=== Collected data ===
--------------------------------

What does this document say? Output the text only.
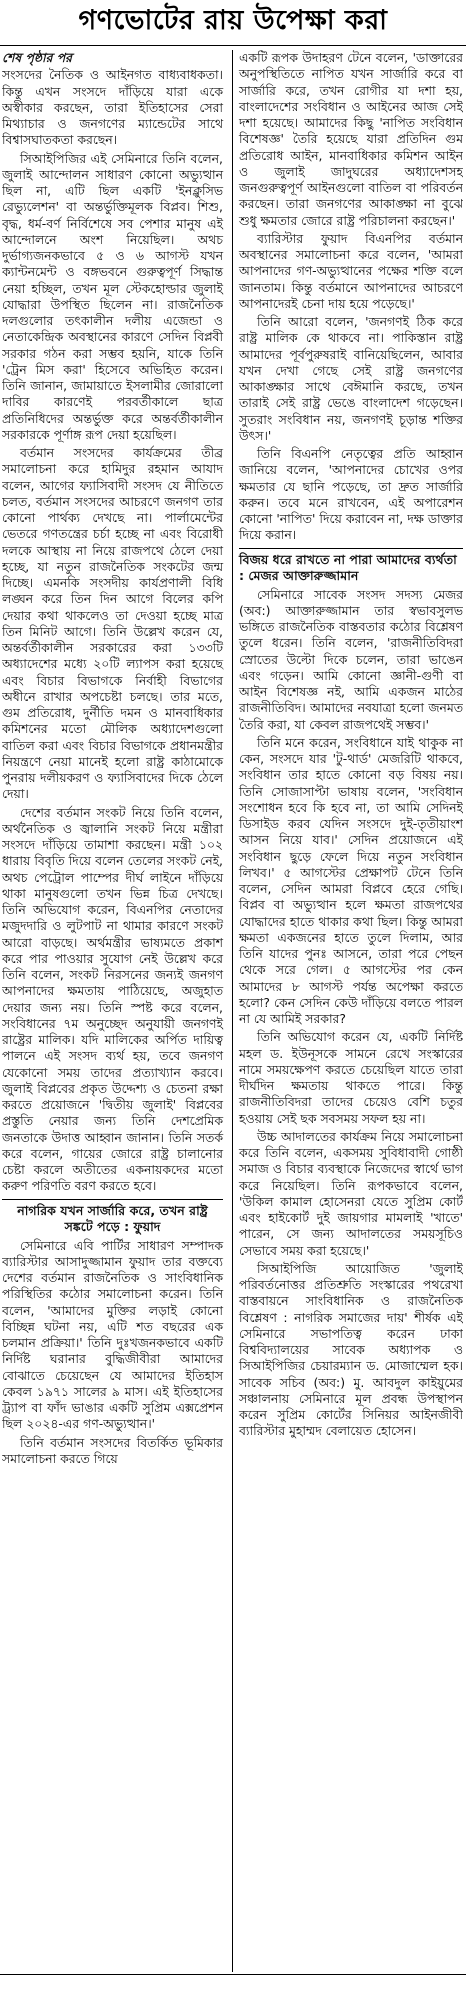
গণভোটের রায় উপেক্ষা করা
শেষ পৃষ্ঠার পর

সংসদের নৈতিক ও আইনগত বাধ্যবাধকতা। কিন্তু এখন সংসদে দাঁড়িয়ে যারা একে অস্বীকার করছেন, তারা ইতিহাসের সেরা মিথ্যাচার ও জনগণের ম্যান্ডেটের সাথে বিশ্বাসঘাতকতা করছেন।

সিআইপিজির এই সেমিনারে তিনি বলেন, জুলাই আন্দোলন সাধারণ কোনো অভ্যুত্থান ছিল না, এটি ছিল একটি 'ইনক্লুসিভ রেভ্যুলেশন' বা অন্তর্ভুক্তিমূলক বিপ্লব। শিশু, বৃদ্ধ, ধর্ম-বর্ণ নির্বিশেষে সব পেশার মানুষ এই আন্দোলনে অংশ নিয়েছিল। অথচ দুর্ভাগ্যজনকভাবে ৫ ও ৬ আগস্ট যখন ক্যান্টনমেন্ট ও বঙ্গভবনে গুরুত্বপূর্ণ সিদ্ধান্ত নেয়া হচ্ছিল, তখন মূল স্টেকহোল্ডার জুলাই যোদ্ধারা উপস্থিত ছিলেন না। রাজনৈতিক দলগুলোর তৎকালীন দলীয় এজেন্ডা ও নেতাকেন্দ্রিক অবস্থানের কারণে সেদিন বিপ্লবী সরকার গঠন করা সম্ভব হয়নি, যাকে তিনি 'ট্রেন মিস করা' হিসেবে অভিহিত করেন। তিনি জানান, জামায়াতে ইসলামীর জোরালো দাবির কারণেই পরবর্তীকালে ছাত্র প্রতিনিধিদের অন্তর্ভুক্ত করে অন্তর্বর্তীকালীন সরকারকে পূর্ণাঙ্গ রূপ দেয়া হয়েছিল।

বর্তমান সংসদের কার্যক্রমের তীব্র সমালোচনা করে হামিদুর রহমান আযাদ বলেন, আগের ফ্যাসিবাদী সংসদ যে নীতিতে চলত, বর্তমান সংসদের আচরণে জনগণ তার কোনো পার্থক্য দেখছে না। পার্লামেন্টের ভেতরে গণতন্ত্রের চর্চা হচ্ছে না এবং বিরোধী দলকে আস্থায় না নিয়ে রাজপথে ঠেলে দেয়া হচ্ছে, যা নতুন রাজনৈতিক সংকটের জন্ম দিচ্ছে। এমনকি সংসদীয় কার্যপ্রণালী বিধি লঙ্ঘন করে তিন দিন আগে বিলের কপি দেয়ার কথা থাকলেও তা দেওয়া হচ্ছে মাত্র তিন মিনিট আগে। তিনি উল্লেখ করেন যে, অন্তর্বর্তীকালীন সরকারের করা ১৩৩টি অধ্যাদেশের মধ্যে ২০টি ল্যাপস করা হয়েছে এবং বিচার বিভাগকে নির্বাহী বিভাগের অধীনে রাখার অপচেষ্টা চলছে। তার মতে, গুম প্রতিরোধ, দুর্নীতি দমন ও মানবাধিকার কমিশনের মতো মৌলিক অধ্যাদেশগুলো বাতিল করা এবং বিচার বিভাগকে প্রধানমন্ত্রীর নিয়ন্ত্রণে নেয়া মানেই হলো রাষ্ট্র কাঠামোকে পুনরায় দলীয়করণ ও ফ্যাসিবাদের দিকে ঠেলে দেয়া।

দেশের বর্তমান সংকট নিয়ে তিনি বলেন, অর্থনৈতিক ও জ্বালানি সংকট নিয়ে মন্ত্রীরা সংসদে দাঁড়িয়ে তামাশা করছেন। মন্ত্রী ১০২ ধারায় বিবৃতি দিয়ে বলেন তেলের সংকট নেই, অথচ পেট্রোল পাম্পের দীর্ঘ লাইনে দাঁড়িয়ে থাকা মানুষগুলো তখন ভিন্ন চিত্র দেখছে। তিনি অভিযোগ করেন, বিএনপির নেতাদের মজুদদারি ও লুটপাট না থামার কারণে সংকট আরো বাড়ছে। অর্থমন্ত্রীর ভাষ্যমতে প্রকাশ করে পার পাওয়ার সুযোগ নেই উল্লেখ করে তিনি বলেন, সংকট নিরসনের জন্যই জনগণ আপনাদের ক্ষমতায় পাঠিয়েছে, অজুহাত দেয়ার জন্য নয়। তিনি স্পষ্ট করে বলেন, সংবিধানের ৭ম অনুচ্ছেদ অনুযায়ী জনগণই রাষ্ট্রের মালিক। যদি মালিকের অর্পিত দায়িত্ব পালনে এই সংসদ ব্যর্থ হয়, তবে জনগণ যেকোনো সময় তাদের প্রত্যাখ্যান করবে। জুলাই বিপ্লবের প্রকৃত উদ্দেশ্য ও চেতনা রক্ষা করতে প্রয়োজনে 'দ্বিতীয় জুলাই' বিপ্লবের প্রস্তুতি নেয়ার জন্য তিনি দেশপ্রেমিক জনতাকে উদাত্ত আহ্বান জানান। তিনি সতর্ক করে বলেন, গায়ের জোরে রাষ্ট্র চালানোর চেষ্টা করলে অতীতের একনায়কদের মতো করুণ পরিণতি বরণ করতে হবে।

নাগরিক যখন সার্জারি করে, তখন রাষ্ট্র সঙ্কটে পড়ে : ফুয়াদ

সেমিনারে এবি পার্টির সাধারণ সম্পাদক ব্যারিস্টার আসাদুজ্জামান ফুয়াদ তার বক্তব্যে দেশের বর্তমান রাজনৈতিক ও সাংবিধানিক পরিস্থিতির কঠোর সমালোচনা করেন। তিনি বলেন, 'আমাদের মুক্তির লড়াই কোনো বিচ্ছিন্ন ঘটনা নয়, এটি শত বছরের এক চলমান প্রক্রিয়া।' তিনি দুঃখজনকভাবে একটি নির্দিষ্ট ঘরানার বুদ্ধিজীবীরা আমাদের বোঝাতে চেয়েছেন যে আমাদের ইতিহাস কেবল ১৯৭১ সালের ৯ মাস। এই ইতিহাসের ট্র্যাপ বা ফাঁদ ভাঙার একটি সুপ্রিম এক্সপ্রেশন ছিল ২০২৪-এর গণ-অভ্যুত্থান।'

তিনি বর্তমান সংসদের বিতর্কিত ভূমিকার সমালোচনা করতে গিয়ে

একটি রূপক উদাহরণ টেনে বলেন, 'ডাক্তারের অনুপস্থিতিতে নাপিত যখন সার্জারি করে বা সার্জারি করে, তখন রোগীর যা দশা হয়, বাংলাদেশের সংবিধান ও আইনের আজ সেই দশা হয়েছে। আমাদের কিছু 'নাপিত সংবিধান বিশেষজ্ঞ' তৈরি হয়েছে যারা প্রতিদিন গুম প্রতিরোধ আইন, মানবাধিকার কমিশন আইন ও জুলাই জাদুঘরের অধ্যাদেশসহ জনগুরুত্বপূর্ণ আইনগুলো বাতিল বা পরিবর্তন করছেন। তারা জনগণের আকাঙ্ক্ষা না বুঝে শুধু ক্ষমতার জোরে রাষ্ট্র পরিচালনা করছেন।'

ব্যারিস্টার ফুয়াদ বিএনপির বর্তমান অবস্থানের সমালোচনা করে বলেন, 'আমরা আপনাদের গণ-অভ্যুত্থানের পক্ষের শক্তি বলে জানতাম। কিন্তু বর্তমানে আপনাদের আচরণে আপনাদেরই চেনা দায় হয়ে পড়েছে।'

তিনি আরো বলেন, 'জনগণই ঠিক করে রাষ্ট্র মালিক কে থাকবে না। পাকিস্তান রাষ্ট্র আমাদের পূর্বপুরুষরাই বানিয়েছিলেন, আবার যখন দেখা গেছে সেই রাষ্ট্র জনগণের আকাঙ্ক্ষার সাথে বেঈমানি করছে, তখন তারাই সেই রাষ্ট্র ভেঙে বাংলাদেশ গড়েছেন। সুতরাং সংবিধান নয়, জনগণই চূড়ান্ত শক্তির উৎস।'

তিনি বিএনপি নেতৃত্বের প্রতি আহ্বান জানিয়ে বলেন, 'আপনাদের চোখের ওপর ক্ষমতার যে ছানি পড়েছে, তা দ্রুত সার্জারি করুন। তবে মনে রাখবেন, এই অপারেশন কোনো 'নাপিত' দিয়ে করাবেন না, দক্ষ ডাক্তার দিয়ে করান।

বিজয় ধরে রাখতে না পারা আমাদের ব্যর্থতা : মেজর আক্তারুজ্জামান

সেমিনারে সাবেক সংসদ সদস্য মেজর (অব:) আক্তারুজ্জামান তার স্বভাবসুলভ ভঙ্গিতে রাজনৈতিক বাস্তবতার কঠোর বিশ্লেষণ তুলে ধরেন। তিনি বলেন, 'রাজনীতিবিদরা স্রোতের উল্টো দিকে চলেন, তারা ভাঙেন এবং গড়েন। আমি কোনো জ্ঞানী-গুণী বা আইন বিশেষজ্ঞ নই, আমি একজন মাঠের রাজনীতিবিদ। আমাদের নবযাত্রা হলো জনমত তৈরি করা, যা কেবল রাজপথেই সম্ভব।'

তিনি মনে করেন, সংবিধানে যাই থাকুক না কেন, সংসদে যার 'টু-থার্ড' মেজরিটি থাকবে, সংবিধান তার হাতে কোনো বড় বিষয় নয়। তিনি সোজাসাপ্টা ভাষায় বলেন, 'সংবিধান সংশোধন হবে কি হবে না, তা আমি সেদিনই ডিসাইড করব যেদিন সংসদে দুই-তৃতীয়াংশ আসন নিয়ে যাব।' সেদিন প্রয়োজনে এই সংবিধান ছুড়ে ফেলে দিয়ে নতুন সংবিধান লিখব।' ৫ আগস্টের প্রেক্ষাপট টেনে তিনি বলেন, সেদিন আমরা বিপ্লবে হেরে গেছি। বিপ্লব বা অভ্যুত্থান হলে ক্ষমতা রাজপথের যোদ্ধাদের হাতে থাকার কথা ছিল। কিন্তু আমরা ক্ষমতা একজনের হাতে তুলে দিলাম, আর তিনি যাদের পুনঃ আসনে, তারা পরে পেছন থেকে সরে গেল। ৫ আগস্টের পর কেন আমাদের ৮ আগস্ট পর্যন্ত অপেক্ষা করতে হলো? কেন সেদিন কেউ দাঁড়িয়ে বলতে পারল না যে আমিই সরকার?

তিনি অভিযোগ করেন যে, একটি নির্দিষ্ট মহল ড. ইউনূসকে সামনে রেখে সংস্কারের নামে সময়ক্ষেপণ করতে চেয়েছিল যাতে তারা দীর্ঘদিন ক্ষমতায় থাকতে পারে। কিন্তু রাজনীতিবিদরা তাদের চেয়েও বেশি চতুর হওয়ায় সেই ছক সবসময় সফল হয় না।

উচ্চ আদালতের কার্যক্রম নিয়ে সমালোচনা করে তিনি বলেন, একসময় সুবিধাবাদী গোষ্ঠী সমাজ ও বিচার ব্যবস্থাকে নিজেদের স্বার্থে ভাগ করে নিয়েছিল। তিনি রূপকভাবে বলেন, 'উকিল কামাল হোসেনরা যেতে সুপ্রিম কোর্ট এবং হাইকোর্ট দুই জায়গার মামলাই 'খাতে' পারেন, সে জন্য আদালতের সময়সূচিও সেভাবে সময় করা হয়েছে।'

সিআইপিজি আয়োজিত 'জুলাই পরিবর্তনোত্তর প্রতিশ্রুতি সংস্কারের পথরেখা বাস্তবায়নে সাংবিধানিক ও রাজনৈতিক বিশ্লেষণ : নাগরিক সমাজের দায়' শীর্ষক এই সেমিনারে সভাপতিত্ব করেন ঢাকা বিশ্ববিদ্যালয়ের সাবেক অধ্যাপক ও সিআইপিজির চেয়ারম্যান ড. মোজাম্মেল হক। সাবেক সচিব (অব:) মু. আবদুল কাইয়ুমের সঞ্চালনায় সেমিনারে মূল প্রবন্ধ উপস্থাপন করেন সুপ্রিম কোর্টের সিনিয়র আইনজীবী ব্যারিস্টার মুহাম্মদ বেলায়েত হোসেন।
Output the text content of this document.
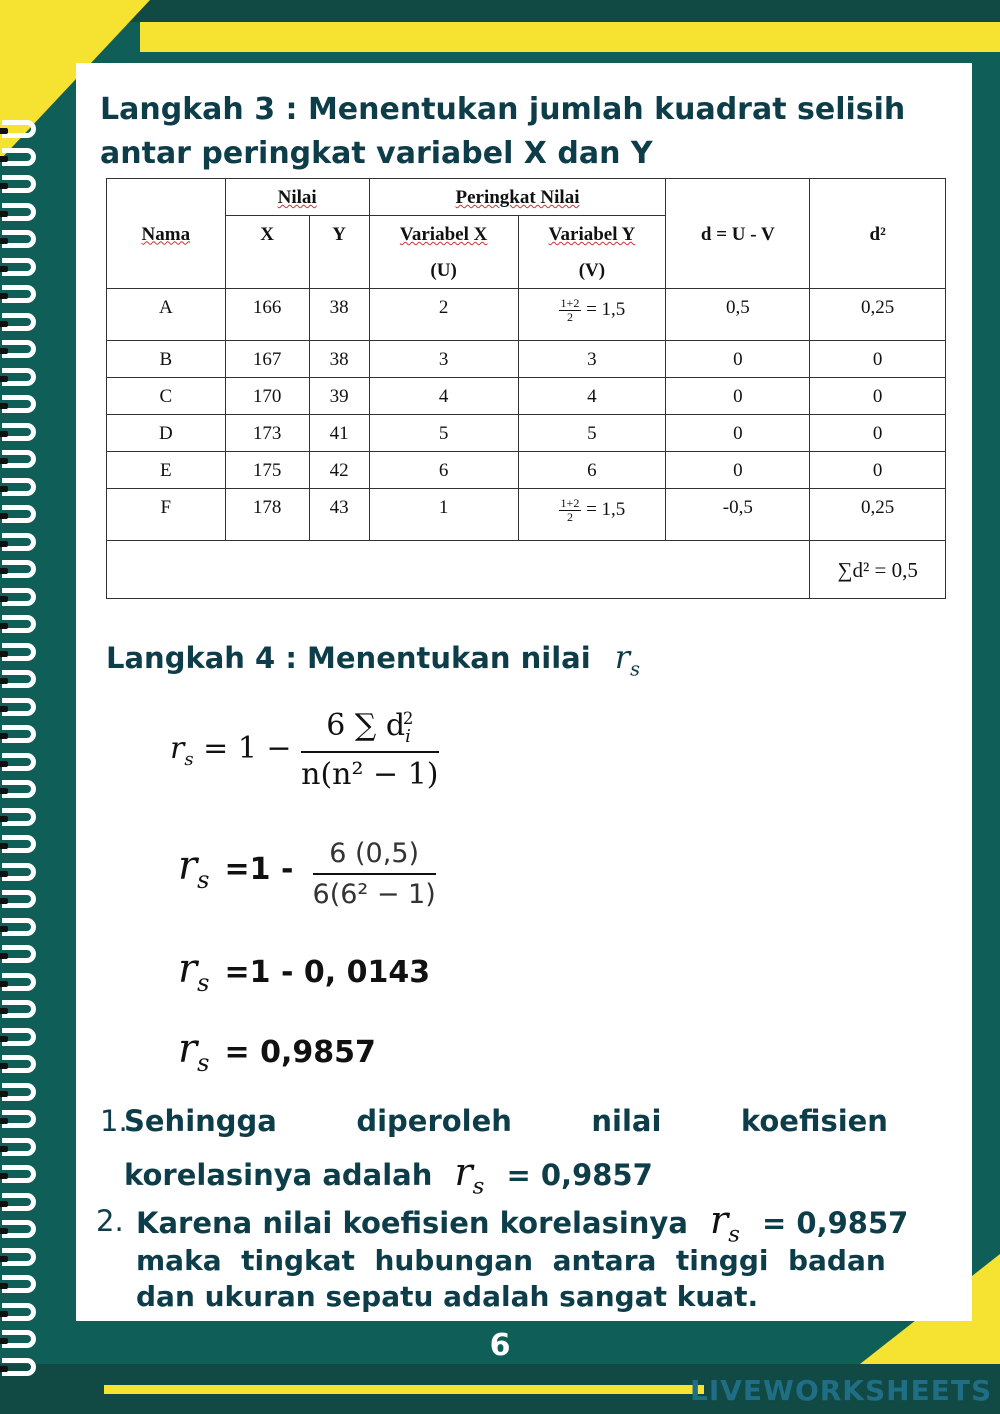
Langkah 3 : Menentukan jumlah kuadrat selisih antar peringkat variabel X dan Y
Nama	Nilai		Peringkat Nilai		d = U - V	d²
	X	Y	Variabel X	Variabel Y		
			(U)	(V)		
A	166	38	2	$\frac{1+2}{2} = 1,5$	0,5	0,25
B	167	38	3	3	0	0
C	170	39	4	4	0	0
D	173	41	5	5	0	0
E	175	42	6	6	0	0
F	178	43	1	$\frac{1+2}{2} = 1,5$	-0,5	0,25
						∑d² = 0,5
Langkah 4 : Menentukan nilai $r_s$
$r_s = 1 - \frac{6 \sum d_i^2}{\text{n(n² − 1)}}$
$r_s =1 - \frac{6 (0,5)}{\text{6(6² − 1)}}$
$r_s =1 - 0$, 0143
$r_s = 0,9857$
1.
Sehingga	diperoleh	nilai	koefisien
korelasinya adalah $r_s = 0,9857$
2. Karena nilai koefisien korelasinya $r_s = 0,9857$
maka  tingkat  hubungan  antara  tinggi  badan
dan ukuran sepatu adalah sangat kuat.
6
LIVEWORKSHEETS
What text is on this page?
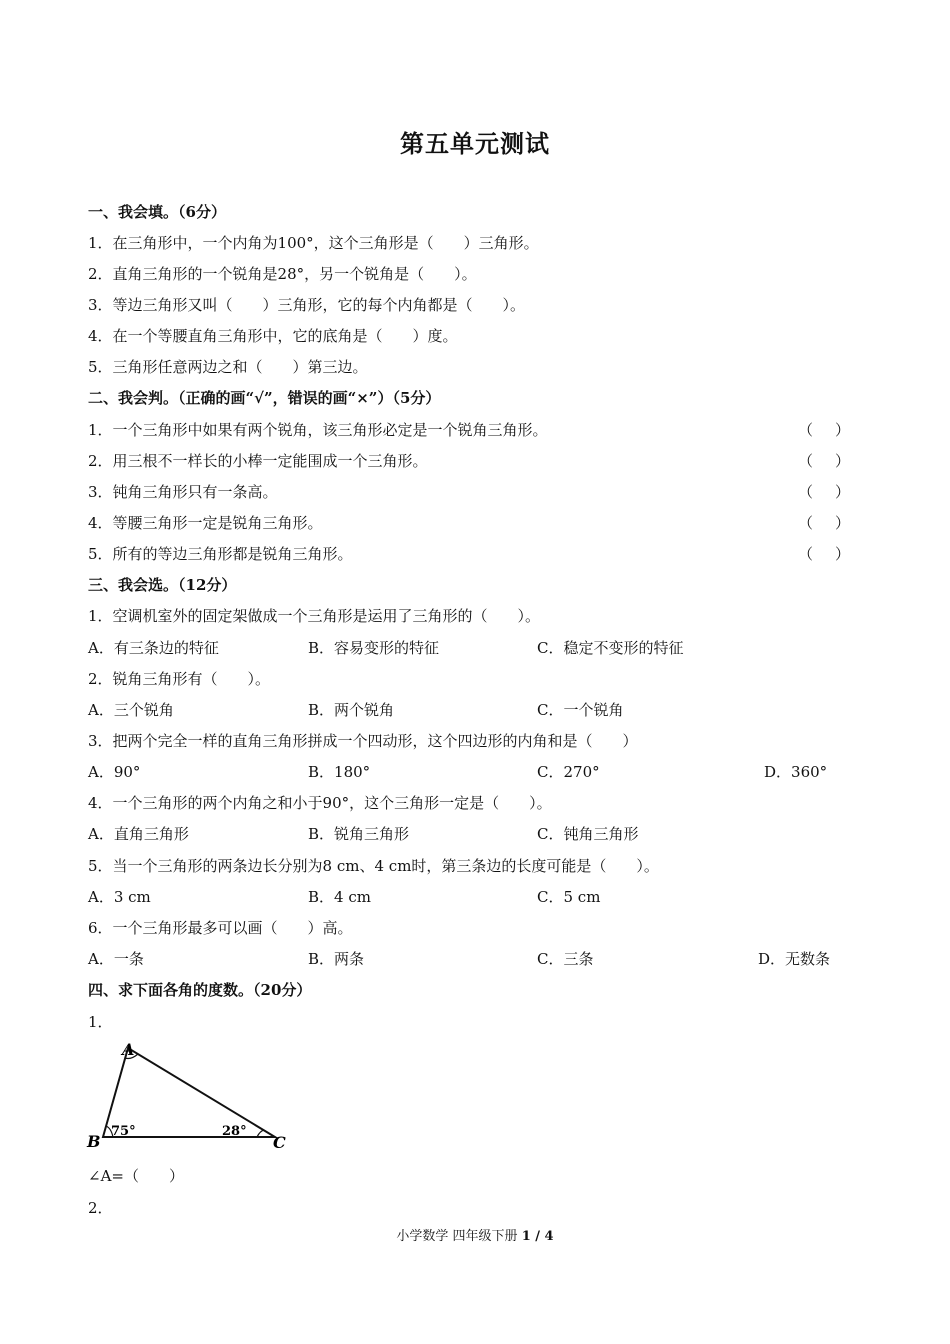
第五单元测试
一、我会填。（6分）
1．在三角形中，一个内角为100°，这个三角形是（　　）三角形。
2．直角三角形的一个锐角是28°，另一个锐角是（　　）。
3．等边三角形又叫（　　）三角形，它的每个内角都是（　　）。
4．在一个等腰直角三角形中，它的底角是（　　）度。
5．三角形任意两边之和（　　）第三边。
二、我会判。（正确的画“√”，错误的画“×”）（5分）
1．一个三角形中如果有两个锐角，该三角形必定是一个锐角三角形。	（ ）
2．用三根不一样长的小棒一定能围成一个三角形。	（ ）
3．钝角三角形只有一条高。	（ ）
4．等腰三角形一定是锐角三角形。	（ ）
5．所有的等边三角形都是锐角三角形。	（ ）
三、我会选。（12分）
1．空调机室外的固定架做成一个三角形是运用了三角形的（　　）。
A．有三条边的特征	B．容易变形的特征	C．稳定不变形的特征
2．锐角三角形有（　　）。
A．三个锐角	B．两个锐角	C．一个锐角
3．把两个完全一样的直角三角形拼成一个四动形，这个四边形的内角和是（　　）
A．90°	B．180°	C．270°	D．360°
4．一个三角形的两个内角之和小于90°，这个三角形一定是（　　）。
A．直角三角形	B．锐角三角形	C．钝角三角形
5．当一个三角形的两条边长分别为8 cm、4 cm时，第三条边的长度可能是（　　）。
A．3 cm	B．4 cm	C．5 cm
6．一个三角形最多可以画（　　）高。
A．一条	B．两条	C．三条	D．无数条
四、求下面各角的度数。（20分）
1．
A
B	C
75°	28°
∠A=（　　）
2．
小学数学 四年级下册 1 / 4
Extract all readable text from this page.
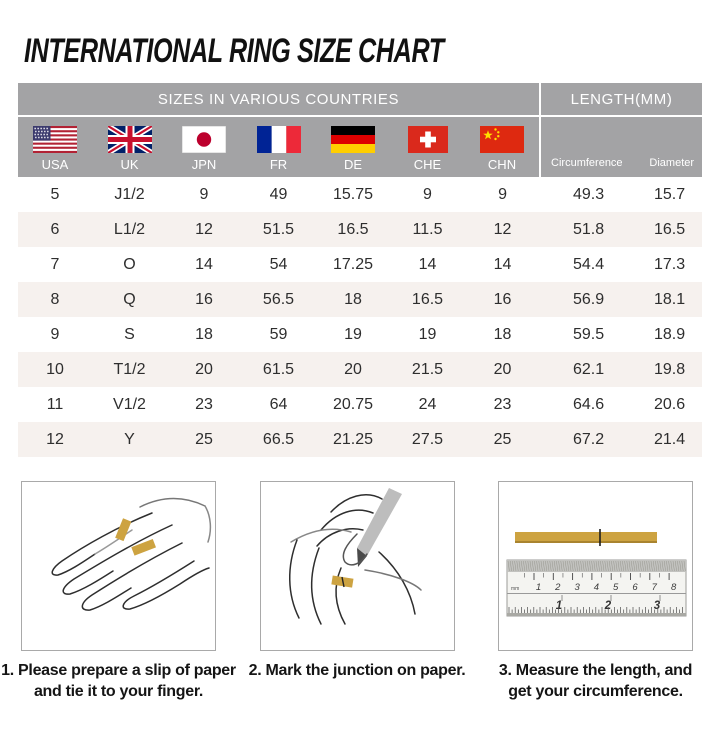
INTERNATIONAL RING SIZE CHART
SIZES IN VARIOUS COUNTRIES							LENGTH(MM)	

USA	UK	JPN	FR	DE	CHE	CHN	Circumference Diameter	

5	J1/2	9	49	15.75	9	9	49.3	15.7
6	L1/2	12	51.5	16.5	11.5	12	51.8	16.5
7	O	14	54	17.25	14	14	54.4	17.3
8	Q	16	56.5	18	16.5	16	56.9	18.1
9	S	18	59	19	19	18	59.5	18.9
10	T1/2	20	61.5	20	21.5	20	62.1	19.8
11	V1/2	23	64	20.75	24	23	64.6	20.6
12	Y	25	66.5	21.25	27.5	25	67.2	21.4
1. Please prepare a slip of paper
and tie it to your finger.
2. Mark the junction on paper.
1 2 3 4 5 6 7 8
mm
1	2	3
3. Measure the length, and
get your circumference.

--------------------------------

=== Task prompt ===
Across all the entries, count the lines that contain the word "this" and give the number by itself.

=== Exercise result ===
4